> _Problem description_: Search the data for the string "Behausung" and extract every line where it appears.

(Source records)

● ● ● ● ● ● ●

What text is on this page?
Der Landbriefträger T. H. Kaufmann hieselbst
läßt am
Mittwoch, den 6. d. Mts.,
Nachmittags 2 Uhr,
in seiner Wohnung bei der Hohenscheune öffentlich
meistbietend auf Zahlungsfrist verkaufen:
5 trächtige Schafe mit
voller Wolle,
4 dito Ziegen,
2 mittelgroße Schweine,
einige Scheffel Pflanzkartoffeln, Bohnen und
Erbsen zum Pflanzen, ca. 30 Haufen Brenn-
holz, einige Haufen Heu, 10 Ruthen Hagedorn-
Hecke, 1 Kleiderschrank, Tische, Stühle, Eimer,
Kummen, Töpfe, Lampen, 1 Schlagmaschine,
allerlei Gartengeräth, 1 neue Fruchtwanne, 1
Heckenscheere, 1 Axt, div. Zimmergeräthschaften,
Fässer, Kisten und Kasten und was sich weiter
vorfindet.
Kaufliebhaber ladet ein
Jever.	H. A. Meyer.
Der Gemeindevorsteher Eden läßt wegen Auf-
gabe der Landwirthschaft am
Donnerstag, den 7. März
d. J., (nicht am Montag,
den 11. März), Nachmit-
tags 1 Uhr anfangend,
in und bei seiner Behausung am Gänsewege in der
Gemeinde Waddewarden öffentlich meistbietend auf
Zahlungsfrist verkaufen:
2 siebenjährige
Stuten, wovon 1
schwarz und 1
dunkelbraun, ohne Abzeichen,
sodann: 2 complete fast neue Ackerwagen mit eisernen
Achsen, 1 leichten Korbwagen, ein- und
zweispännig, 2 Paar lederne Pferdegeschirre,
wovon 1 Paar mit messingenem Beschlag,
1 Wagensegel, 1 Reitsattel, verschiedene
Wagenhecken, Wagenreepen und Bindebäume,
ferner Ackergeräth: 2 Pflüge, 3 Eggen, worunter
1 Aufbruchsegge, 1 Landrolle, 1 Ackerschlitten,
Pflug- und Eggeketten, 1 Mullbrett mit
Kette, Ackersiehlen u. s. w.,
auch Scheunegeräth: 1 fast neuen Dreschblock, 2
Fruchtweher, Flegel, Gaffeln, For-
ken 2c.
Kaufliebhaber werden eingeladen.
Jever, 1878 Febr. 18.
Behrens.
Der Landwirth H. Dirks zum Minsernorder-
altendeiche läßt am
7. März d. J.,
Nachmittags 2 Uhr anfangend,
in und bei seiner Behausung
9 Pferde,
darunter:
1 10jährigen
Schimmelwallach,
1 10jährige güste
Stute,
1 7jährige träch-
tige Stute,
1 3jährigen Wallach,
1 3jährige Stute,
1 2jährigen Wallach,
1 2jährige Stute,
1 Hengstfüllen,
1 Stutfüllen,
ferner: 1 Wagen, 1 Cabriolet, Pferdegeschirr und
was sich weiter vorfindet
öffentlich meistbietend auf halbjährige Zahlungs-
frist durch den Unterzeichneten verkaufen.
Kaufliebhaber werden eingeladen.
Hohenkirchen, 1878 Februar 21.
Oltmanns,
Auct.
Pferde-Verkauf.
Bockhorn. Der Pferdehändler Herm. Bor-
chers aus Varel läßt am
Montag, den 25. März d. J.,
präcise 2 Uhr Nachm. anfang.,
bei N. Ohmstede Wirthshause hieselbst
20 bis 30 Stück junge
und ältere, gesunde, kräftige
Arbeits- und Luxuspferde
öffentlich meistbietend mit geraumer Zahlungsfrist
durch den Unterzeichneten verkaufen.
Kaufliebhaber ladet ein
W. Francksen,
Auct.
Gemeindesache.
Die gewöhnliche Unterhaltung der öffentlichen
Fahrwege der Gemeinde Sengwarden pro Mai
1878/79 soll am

● ● ● ● ● ● ●

> _In response_:
in und bei seiner Behausung am Gänsewege in der
in und bei seiner Behausung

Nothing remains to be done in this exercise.